__Given problem__:
Write the material out again, line by line, exactly as it is.

__Material__:

▬▬▬▬▬▬▬▬▬▬

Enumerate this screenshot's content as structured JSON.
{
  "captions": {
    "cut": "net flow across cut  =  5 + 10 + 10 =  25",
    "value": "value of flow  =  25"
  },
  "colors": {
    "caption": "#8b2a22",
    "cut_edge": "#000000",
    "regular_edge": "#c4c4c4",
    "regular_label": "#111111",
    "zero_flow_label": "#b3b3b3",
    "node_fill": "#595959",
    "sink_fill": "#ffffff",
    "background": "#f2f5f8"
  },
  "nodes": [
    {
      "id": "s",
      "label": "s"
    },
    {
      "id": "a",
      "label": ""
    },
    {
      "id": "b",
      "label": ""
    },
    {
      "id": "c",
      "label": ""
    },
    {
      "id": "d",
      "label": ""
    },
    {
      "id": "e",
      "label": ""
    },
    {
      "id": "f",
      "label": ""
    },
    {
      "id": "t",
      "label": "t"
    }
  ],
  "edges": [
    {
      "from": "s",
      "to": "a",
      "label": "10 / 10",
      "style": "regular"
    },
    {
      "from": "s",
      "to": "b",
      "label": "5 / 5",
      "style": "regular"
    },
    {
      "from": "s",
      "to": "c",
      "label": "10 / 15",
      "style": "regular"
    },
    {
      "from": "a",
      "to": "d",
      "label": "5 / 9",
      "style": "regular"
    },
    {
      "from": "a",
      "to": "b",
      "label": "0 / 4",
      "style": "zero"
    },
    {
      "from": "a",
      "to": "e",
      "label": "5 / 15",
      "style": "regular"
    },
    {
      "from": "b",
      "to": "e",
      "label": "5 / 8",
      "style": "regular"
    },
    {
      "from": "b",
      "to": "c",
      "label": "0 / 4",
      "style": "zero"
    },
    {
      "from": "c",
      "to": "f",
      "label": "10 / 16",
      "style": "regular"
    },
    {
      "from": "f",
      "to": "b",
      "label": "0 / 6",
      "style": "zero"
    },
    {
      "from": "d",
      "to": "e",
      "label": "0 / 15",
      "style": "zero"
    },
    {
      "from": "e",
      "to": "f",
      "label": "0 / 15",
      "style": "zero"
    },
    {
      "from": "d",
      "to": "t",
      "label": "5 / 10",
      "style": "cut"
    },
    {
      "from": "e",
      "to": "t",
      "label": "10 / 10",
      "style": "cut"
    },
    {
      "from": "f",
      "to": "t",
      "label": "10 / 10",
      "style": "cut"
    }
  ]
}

▬▬▬▬▬▬▬▬▬▬

__The response__:
Enumerate this screenshot's content as structured JSON.
{
  "captions": {
    "cut": "net flow across cut  =  5 + 10 + 10 =  25",
    "value": "value of flow  =  25"
  },
  "colors": {
    "caption": "#8b2a22",
    "cut_edge": "#000000",
    "regular_edge": "#c4c4c4",
    "regular_label": "#111111",
    "zero_flow_label": "#b3b3b3",
    "node_fill": "#595959",
    "sink_fill": "#ffffff",
    "background": "#f2f5f8"
  },
  "nodes": [
    {
      "id": "s",
      "label": "s"
    },
    {
      "id": "a",
      "label": ""
    },
    {
      "id": "b",
      "label": ""
    },
    {
      "id": "c",
      "label": ""
    },
    {
      "id": "d",
      "label": ""
    },
    {
      "id": "e",
      "label": ""
    },
    {
      "id": "f",
      "label": ""
    },
    {
      "id": "t",
      "label": "t"
    }
  ],
  "edges": [
    {
      "from": "s",
      "to": "a",
      "label": "10 / 10",
      "style": "regular"
    },
    {
      "from": "s",
      "to": "b",
      "label": "5 / 5",
      "style": "regular"
    },
    {
      "from": "s",
      "to": "c",
      "label": "10 / 15",
      "style": "regular"
    },
    {
      "from": "a",
      "to": "d",
      "label": "5 / 9",
      "style": "regular"
    },
    {
      "from": "a",
      "to": "b",
      "label": "0 / 4",
      "style": "zero"
    },
    {
      "from": "a",
      "to": "e",
      "label": "5 / 15",
      "style": "regular"
    },
    {
      "from": "b",
      "to": "e",
      "label": "5 / 8",
      "style": "regular"
    },
    {
      "from": "b",
      "to": "c",
      "label": "0 / 4",
      "style": "zero"
    },
    {
      "from": "c",
      "to": "f",
      "label": "10 / 16",
      "style": "regular"
    },
    {
      "from": "f",
      "to": "b",
      "label": "0 / 6",
      "style": "zero"
    },
    {
      "from": "d",
      "to": "e",
      "label": "0 / 15",
      "style": "zero"
    },
    {
      "from": "e",
      "to": "f",
      "label": "0 / 15",
      "style": "zero"
    },
    {
      "from": "d",
      "to": "t",
      "label": "5 / 10",
      "style": "cut"
    },
    {
      "from": "e",
      "to": "t",
      "label": "10 / 10",
      "style": "cut"
    },
    {
      "from": "f",
      "to": "t",
      "label": "10 / 10",
      "style": "cut"
    }
  ]
}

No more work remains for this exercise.